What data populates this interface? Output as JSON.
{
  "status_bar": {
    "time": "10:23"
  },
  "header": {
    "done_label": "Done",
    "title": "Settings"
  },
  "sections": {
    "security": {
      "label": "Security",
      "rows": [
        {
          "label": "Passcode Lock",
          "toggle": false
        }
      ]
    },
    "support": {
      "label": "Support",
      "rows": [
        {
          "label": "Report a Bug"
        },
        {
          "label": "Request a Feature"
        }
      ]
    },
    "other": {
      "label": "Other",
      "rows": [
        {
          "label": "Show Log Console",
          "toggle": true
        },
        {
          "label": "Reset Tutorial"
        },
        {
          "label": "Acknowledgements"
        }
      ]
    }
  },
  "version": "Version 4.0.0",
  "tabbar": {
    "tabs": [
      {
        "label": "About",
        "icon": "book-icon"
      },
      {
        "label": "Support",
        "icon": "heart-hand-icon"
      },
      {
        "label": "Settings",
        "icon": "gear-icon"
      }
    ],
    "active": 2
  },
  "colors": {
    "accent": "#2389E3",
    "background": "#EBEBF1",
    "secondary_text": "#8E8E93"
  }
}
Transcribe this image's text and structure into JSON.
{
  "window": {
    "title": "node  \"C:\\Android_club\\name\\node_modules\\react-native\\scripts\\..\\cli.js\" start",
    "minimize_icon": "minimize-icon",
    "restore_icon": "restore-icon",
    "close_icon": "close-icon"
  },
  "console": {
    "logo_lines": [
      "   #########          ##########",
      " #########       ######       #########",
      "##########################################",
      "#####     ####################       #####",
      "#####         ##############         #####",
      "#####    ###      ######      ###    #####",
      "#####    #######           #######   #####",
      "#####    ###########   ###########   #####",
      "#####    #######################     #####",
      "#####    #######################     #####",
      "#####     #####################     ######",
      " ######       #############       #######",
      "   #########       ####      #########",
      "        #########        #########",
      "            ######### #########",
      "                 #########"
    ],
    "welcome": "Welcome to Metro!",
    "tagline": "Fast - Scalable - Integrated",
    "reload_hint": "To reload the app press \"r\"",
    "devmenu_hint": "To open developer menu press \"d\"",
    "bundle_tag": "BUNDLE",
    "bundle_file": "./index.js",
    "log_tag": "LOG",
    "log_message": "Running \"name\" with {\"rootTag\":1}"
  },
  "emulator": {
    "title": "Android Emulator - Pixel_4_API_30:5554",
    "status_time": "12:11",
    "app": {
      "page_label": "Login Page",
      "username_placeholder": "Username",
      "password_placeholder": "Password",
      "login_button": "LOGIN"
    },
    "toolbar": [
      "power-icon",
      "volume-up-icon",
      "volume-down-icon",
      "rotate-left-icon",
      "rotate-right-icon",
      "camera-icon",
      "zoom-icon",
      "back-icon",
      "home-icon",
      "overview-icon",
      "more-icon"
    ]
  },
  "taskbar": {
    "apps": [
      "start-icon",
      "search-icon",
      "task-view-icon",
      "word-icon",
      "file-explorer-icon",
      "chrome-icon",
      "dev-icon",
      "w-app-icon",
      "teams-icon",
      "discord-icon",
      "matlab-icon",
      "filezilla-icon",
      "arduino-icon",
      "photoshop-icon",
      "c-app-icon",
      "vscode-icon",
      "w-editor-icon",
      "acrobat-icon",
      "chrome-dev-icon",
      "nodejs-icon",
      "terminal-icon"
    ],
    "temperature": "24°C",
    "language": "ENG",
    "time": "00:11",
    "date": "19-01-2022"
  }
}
==================================================
**Exercise objective**
List every line from the entries above in which "title" appears.

**Exercise answer**
    "title": "Settings"
    "title": "node  \"C:\\Android_club\\name\\node_modules\\react-native\\scripts\\..\\cli.js\" start",
    "title": "Android Emulator - Pixel_4_API_30:5554",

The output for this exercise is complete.